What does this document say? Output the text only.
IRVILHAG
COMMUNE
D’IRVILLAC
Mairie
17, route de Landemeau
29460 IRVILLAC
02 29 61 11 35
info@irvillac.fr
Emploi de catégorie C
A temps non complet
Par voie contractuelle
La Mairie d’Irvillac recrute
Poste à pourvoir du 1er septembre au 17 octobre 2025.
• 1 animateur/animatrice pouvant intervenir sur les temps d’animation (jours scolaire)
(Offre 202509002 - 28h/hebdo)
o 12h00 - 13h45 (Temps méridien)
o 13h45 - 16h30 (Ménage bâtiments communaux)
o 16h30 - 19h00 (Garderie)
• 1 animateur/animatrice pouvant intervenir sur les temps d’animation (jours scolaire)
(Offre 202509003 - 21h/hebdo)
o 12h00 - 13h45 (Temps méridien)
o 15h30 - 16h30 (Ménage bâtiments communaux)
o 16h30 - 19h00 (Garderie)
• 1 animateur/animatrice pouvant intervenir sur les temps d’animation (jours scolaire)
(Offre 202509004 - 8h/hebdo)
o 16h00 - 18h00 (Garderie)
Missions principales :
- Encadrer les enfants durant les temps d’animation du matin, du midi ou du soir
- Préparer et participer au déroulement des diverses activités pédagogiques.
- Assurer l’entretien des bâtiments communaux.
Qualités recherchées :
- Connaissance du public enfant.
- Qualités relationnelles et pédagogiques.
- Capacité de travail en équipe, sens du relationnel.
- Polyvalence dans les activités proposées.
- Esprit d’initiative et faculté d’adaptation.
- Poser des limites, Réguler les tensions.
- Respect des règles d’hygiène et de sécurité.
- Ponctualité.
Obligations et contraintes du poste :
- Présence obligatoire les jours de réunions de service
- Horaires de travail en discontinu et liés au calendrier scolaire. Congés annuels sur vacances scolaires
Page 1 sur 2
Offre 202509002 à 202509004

> **Work instructions**
Output each record precisely as given.

> **Solution below**
What does this document say? Output the text only.
IRVILHAG
COMMUNE
D’IRVILLAC
Mairie
17, route de Landemeau
29460 IRVILLAC
02 29 61 11 35
info@irvillac.fr
Emploi de catégorie C
A temps non complet
Par voie contractuelle
La Mairie d’Irvillac recrute
Poste à pourvoir du 1er septembre au 17 octobre 2025.
• 1 animateur/animatrice pouvant intervenir sur les temps d’animation (jours scolaire)
(Offre 202509002 - 28h/hebdo)
o 12h00 - 13h45 (Temps méridien)
o 13h45 - 16h30 (Ménage bâtiments communaux)
o 16h30 - 19h00 (Garderie)
• 1 animateur/animatrice pouvant intervenir sur les temps d’animation (jours scolaire)
(Offre 202509003 - 21h/hebdo)
o 12h00 - 13h45 (Temps méridien)
o 15h30 - 16h30 (Ménage bâtiments communaux)
o 16h30 - 19h00 (Garderie)
• 1 animateur/animatrice pouvant intervenir sur les temps d’animation (jours scolaire)
(Offre 202509004 - 8h/hebdo)
o 16h00 - 18h00 (Garderie)
Missions principales :
- Encadrer les enfants durant les temps d’animation du matin, du midi ou du soir
- Préparer et participer au déroulement des diverses activités pédagogiques.
- Assurer l’entretien des bâtiments communaux.
Qualités recherchées :
- Connaissance du public enfant.
- Qualités relationnelles et pédagogiques.
- Capacité de travail en équipe, sens du relationnel.
- Polyvalence dans les activités proposées.
- Esprit d’initiative et faculté d’adaptation.
- Poser des limites, Réguler les tensions.
- Respect des règles d’hygiène et de sécurité.
- Ponctualité.
Obligations et contraintes du poste :
- Présence obligatoire les jours de réunions de service
- Horaires de travail en discontinu et liés au calendrier scolaire. Congés annuels sur vacances scolaires
Page 1 sur 2
Offre 202509002 à 202509004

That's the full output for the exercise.